**TASK INSTRUCTIONS**
Scan the data below for the string "image". Copy every line where it appears.

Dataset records
···
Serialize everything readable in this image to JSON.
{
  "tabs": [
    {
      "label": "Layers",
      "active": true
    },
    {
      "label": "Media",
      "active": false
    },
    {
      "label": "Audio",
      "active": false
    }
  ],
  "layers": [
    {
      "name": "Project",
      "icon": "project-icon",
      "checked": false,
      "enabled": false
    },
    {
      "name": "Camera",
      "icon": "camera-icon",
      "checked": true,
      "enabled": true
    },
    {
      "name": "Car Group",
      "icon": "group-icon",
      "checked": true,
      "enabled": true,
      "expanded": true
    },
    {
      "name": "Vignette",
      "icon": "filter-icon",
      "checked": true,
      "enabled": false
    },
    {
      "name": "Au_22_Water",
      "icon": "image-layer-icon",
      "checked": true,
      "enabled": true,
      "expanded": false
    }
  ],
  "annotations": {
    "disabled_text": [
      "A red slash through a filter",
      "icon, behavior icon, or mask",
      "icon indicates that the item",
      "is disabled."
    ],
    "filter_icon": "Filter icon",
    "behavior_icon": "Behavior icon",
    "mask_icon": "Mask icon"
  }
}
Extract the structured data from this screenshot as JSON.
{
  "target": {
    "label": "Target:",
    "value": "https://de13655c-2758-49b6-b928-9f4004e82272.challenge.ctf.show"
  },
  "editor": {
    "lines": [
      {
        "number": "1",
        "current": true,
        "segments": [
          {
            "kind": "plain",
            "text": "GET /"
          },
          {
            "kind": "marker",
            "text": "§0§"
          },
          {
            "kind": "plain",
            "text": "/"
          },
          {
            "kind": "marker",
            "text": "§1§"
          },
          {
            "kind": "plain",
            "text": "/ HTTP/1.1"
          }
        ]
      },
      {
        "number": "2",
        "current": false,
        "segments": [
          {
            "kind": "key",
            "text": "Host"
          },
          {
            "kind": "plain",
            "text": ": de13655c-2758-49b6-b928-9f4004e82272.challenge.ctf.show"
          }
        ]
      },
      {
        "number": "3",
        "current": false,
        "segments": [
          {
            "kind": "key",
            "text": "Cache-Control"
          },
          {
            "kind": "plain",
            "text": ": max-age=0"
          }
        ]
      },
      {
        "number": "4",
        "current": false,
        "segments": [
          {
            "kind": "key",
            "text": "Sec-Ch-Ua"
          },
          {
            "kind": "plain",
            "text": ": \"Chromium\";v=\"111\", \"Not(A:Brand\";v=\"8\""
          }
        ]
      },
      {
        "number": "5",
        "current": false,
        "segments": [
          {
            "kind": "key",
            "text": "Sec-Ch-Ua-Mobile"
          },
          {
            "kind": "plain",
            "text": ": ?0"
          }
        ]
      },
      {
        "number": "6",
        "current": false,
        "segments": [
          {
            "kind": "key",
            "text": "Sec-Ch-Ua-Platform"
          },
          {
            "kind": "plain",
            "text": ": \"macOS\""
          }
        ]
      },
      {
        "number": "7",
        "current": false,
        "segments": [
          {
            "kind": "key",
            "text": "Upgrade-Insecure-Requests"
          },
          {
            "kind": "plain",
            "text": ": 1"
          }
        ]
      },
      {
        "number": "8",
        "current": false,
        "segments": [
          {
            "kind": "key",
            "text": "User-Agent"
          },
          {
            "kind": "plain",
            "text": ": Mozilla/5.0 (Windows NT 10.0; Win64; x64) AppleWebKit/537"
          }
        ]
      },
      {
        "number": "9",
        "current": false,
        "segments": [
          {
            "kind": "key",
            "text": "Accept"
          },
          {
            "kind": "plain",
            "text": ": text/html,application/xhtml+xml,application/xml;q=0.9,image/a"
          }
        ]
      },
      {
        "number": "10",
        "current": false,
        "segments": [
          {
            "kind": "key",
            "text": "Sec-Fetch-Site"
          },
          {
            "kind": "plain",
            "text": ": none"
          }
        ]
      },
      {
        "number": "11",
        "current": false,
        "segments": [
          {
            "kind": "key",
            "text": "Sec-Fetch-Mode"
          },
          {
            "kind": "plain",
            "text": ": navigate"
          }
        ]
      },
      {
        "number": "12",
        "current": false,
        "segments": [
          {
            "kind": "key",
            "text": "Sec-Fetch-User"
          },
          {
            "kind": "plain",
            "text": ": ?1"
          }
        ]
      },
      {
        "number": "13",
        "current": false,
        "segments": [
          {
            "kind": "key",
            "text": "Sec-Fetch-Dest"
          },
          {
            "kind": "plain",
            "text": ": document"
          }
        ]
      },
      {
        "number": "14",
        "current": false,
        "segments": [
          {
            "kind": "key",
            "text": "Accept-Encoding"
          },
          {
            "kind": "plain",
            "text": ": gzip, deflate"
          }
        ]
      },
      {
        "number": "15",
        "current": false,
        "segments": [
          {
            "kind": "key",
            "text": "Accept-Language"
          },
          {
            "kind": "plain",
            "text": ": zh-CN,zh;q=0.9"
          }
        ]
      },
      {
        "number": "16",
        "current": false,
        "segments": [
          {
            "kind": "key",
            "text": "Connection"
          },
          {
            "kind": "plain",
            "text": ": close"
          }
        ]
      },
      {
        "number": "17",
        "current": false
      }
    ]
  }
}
···
**REPLY TO THE TASK**
Serialize everything readable in this image to JSON.
      "icon": "image-layer-icon",
            "text": ": text/html,application/xhtml+xml,application/xml;q=0.9,image/a"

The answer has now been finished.